- WRITTEN EXERCISE: Transcribe the material below exactly as it appears.
--------------------------------
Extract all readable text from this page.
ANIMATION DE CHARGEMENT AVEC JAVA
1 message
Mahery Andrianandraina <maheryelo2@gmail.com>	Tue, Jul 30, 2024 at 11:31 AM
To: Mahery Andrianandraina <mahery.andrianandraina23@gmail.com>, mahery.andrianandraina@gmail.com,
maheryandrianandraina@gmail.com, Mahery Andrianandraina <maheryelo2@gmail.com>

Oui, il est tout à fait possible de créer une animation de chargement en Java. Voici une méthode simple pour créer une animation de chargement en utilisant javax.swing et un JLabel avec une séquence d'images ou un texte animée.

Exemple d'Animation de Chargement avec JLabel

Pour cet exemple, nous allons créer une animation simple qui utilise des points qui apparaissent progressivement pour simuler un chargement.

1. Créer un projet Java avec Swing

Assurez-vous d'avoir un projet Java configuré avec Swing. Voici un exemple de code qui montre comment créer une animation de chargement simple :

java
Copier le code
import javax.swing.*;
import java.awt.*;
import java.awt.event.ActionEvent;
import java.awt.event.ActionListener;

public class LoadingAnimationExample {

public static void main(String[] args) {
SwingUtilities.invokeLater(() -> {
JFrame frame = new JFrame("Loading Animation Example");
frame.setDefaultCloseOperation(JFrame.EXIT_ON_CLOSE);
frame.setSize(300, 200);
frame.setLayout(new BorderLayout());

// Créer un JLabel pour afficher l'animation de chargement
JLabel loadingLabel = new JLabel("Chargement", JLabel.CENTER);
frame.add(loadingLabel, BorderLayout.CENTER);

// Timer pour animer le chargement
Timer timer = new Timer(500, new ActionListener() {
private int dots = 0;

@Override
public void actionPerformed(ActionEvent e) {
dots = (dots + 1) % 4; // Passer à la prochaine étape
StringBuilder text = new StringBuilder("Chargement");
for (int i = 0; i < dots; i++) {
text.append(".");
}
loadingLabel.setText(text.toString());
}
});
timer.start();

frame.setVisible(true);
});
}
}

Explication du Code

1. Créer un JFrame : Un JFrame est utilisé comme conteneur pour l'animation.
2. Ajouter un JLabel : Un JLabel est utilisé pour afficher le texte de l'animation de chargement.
--------------------------------
- ANSWER:
Extract all readable text from this page.
ANIMATION DE CHARGEMENT AVEC JAVA
1 message
Mahery Andrianandraina <maheryelo2@gmail.com>	Tue, Jul 30, 2024 at 11:31 AM
To: Mahery Andrianandraina <mahery.andrianandraina23@gmail.com>, mahery.andrianandraina@gmail.com,
maheryandrianandraina@gmail.com, Mahery Andrianandraina <maheryelo2@gmail.com>

Oui, il est tout à fait possible de créer une animation de chargement en Java. Voici une méthode simple pour créer une animation de chargement en utilisant javax.swing et un JLabel avec une séquence d'images ou un texte animée.

Exemple d'Animation de Chargement avec JLabel

Pour cet exemple, nous allons créer une animation simple qui utilise des points qui apparaissent progressivement pour simuler un chargement.

1. Créer un projet Java avec Swing

Assurez-vous d'avoir un projet Java configuré avec Swing. Voici un exemple de code qui montre comment créer une animation de chargement simple :

java
Copier le code
import javax.swing.*;
import java.awt.*;
import java.awt.event.ActionEvent;
import java.awt.event.ActionListener;

public class LoadingAnimationExample {

public static void main(String[] args) {
SwingUtilities.invokeLater(() -> {
JFrame frame = new JFrame("Loading Animation Example");
frame.setDefaultCloseOperation(JFrame.EXIT_ON_CLOSE);
frame.setSize(300, 200);
frame.setLayout(new BorderLayout());

// Créer un JLabel pour afficher l'animation de chargement
JLabel loadingLabel = new JLabel("Chargement", JLabel.CENTER);
frame.add(loadingLabel, BorderLayout.CENTER);

// Timer pour animer le chargement
Timer timer = new Timer(500, new ActionListener() {
private int dots = 0;

@Override
public void actionPerformed(ActionEvent e) {
dots = (dots + 1) % 4; // Passer à la prochaine étape
StringBuilder text = new StringBuilder("Chargement");
for (int i = 0; i < dots; i++) {
text.append(".");
}
loadingLabel.setText(text.toString());
}
});
timer.start();

frame.setVisible(true);
});
}
}

Explication du Code

1. Créer un JFrame : Un JFrame est utilisé comme conteneur pour l'animation.
2. Ajouter un JLabel : Un JLabel est utilisé pour afficher le texte de l'animation de chargement.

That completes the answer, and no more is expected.